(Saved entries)
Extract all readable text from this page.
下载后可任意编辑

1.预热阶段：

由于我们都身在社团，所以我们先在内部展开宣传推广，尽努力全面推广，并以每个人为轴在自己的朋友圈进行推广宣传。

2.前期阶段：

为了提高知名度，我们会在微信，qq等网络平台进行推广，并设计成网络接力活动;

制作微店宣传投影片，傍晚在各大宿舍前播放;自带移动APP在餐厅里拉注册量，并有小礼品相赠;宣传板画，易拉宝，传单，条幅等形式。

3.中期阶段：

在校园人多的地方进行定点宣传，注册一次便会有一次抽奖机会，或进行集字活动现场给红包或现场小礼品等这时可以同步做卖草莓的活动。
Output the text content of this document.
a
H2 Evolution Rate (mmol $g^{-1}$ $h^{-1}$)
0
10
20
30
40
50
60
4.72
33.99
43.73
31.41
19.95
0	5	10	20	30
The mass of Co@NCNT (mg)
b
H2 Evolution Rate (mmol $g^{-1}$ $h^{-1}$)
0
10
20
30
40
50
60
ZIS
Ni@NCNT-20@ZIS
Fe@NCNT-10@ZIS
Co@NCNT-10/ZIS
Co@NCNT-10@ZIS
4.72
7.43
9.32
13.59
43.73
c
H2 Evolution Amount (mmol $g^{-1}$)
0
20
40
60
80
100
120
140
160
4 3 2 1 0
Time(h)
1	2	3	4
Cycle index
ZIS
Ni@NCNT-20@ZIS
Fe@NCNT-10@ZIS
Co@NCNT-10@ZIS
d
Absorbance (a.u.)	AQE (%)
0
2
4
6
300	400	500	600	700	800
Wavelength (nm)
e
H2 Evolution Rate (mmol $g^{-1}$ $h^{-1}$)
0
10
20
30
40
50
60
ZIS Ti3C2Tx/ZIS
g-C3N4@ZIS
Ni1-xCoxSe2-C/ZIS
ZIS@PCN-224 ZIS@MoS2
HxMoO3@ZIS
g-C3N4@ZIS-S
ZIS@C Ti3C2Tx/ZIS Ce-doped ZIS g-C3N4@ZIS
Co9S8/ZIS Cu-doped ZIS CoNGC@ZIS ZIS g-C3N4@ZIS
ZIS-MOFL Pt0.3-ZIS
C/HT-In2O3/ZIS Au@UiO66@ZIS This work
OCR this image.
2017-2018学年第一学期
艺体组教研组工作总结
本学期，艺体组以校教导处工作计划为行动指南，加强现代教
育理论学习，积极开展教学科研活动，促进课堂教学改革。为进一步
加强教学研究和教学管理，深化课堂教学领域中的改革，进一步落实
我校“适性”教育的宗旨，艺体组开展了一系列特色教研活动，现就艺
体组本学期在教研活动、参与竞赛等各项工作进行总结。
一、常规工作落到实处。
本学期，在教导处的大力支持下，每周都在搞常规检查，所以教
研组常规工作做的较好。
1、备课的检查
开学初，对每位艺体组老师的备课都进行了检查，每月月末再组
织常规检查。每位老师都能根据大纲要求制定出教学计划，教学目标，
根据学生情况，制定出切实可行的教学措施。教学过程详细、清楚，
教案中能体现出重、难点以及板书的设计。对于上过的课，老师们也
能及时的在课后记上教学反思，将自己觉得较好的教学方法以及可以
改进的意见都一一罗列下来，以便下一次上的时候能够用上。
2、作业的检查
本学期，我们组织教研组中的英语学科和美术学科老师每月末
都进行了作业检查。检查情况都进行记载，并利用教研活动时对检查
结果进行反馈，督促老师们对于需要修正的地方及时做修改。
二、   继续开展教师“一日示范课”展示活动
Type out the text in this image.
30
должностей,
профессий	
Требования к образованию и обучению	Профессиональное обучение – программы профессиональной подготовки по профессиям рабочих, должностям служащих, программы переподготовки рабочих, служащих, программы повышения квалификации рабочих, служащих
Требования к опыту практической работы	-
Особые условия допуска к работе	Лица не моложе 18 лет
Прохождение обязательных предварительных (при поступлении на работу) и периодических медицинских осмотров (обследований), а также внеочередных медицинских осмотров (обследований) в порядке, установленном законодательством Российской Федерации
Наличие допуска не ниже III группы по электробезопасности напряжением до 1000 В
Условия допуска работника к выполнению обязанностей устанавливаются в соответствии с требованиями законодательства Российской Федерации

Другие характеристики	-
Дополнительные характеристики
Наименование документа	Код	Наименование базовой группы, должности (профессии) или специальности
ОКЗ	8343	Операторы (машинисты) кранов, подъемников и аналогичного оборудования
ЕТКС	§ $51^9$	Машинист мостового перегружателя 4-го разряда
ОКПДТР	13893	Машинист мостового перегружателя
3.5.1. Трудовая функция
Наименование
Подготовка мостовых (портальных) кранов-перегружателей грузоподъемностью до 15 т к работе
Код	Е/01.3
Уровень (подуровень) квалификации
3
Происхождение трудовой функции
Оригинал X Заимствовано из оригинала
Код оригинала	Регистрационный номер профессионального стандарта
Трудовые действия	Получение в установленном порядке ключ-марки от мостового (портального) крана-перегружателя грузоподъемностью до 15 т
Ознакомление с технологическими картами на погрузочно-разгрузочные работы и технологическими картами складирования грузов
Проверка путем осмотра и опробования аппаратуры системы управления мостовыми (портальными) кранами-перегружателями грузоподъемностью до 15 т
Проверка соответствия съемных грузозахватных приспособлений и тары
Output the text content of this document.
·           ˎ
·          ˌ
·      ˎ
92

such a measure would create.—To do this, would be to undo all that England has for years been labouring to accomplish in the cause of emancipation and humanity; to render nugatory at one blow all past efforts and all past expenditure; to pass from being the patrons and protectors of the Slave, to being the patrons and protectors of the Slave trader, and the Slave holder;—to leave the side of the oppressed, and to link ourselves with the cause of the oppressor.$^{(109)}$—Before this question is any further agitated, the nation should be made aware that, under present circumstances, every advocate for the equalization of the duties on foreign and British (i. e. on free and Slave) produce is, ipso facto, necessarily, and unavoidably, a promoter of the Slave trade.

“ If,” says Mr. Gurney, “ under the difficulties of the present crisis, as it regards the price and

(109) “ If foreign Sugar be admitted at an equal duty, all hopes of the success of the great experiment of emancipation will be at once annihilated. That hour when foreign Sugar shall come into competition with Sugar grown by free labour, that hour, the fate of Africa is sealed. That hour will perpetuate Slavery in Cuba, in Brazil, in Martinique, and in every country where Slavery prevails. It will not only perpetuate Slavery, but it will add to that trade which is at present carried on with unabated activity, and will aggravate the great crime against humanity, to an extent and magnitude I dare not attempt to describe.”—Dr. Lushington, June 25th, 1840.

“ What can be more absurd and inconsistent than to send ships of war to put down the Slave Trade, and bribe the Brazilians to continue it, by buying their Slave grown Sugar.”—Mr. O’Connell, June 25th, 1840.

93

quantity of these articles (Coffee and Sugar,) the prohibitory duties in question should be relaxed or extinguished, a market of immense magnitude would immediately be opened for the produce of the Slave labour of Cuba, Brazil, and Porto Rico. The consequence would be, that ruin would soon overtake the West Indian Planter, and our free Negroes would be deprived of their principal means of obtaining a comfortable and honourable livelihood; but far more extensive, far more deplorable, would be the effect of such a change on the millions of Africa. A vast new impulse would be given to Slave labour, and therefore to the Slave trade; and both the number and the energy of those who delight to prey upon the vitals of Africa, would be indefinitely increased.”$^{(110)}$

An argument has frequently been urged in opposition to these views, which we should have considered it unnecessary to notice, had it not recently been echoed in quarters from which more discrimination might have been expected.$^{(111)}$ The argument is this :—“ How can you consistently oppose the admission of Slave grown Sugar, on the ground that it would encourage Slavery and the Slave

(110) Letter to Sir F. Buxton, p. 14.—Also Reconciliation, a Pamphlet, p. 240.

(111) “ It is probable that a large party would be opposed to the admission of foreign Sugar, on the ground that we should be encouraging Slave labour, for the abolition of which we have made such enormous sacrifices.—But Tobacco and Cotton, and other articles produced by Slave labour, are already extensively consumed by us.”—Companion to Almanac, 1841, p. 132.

* **Written request**:
How many of the lines above hold "работы"? Answer with only the number.

* **Response to the task**:
2